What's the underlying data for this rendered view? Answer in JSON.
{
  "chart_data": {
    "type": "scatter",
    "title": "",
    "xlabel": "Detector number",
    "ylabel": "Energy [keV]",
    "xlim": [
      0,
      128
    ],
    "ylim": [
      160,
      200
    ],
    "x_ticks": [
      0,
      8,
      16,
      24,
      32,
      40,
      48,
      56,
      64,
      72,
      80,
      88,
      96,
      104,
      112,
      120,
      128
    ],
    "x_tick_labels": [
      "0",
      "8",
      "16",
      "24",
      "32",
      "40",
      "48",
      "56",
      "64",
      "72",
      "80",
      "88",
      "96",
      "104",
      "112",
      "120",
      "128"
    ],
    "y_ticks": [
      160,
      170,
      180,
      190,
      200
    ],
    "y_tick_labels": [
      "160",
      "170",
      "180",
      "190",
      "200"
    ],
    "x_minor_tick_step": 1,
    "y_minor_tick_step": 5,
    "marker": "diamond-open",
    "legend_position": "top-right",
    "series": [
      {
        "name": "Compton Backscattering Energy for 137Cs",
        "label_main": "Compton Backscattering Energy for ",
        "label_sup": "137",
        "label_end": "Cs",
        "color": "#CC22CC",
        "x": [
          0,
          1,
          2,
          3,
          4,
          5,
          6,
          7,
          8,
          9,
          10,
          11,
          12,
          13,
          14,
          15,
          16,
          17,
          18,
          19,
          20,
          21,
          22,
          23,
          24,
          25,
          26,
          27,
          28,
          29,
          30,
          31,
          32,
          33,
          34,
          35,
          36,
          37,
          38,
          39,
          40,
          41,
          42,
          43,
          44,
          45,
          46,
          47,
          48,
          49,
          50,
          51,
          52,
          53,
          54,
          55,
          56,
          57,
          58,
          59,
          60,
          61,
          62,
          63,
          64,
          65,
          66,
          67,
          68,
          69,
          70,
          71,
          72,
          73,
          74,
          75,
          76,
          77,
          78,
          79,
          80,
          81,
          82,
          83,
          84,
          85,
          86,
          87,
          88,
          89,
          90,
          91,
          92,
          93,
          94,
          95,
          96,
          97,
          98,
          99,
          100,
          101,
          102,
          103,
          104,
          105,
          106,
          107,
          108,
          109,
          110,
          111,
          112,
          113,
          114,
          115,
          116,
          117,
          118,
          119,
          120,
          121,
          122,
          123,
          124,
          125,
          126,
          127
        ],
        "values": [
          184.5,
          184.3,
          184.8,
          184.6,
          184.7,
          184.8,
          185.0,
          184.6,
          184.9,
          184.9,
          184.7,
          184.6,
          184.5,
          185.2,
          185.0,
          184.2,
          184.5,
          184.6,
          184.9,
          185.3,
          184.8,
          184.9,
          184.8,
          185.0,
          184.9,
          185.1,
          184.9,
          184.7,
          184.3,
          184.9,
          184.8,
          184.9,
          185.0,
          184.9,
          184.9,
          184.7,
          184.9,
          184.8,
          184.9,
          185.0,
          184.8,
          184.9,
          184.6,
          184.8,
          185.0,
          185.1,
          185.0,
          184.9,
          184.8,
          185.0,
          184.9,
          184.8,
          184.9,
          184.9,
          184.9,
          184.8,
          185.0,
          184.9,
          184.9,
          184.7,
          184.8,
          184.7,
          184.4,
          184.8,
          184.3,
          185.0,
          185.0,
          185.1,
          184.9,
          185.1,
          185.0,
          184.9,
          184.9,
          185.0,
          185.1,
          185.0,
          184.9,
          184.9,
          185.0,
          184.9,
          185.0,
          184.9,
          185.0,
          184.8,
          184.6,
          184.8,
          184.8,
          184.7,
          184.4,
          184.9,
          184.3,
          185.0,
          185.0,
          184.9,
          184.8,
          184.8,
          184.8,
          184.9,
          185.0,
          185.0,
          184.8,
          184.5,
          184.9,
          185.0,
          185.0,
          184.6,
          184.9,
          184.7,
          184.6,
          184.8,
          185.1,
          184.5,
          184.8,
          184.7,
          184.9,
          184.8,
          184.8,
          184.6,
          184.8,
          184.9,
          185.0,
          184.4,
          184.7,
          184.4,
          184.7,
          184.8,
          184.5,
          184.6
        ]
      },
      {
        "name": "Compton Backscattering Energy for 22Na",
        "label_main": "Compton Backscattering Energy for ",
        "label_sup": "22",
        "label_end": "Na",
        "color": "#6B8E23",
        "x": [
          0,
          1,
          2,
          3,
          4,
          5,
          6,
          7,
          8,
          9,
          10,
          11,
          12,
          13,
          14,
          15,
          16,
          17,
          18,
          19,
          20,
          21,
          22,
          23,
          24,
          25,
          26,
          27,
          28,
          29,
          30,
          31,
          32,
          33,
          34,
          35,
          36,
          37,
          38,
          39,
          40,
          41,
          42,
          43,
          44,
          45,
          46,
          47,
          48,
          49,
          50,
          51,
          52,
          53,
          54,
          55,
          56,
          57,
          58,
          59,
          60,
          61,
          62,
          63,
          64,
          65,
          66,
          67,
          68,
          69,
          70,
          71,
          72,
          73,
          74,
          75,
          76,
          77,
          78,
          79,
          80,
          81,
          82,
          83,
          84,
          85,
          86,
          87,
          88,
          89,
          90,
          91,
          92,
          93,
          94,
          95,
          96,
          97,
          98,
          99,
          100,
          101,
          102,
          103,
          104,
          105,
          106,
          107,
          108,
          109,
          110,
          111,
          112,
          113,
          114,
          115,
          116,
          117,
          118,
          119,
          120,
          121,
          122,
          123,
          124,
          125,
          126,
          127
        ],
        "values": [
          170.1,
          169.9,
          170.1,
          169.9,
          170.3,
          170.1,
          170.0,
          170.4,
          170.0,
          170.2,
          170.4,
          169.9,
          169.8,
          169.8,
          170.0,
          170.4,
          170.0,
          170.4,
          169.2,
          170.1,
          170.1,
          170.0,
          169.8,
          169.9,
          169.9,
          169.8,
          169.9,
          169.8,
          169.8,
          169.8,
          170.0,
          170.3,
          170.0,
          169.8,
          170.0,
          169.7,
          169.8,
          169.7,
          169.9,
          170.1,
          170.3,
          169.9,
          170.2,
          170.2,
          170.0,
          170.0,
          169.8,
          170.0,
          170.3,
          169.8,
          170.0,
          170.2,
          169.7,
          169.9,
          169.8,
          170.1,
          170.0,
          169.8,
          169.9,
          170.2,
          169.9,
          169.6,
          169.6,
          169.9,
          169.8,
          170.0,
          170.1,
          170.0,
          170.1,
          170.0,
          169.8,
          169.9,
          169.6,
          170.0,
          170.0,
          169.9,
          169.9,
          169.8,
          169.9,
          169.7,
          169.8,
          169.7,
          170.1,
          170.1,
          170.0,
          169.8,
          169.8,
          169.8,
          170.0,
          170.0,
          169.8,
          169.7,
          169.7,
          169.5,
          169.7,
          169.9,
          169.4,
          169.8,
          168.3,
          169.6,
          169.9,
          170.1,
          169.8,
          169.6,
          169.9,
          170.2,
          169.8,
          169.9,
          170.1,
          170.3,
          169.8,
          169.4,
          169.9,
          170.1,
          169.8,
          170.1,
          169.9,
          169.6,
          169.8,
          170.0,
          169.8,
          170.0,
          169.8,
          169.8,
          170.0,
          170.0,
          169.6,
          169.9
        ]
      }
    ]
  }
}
· · ·
#### DIRECTIONS FOR THIS TASK:
Report each line of the material above where the word "Backscattering" appears.

#### RESULT BELOW:
        "name": "Compton Backscattering Energy for 137Cs",
        "label_main": "Compton Backscattering Energy for ",
        "name": "Compton Backscattering Energy for 22Na",
        "label_main": "Compton Backscattering Energy for ",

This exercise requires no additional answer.